(Dataset items)
______________________________

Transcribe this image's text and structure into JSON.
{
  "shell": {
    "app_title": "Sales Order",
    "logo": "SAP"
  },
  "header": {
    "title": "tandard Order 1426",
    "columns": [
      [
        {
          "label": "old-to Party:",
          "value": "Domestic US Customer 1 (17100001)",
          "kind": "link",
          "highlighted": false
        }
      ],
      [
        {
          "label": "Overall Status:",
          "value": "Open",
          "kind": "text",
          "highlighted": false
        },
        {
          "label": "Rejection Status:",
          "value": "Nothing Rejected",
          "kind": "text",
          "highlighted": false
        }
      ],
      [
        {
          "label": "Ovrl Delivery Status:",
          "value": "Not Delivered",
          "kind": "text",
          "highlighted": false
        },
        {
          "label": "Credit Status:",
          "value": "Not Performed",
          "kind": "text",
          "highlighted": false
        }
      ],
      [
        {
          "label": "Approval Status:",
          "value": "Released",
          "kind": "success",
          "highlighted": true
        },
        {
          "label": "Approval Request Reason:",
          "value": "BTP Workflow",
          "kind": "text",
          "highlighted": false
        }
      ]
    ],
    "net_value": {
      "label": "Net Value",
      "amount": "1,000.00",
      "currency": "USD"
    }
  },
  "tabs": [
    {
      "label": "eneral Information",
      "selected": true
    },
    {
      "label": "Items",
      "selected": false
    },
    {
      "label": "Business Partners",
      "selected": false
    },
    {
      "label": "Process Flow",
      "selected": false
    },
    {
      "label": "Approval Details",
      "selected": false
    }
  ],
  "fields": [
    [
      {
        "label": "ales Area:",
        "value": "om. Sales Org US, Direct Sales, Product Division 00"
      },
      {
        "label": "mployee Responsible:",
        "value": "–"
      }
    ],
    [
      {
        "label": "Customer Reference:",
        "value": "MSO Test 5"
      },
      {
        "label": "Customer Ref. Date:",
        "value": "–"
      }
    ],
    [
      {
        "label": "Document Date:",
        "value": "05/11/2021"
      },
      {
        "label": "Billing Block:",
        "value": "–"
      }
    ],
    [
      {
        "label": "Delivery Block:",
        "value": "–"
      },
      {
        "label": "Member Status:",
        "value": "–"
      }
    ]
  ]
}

______________________________

Copy out each line in the listing that has the word "Block".

        "label": "Billing Block:",
        "label": "Delivery Block:",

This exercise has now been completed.